• **Records for processing**:
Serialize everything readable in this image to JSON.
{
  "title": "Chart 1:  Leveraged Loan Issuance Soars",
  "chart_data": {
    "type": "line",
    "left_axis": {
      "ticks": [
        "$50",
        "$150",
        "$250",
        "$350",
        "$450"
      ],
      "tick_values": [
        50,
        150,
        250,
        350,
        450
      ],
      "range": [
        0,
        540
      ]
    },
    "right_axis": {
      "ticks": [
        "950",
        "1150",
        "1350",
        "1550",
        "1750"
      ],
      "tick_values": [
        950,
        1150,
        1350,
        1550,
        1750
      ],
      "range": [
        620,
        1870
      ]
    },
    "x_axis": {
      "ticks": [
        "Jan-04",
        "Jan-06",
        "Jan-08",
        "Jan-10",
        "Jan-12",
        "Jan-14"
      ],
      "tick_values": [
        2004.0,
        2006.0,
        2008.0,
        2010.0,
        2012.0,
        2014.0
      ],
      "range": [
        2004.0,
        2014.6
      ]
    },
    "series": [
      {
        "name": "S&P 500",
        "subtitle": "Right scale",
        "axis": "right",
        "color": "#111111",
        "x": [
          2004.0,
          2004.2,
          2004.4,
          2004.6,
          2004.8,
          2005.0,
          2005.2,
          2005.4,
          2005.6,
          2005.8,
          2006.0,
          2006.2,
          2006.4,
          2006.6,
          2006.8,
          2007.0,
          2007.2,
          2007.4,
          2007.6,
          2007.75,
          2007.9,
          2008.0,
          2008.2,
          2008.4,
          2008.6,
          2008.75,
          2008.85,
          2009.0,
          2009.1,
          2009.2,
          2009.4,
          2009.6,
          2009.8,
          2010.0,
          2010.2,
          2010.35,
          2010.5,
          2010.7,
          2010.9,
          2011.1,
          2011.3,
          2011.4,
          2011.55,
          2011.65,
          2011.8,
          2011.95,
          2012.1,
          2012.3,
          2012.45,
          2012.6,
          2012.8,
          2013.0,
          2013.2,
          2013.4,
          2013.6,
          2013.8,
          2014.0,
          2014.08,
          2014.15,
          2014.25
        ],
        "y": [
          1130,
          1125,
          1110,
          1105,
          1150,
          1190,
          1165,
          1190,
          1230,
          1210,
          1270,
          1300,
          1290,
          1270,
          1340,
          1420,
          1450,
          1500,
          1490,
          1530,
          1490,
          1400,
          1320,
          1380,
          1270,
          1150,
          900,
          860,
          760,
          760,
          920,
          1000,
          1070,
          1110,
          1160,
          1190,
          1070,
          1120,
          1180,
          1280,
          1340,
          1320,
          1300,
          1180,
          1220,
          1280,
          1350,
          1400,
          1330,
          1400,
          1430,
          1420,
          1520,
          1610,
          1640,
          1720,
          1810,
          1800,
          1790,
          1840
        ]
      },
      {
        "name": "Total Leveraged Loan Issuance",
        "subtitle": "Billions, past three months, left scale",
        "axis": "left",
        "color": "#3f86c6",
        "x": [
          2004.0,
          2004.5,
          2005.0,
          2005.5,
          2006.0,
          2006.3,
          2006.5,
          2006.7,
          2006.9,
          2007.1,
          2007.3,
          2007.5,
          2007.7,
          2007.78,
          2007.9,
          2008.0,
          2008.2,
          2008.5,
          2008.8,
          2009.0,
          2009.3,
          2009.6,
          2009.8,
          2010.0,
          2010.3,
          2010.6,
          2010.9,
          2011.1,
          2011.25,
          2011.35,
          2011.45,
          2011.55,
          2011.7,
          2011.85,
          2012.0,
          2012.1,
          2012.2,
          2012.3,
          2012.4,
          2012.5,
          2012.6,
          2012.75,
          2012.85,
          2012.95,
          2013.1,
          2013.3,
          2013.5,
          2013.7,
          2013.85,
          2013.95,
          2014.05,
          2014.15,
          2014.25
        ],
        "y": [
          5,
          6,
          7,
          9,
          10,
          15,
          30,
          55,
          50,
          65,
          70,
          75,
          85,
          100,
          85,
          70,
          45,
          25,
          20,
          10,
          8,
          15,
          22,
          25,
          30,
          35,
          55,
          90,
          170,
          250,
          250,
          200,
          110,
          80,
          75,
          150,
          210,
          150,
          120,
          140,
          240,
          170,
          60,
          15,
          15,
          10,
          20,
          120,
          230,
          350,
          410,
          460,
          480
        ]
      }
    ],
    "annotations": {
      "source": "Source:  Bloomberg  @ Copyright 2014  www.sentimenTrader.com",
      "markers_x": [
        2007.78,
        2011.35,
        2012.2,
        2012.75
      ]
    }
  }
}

• **Written problem**:
Work out how many lines of the listing above include "subtitle". Answer with the number and nothing more.

• **Solution for this problem**:
2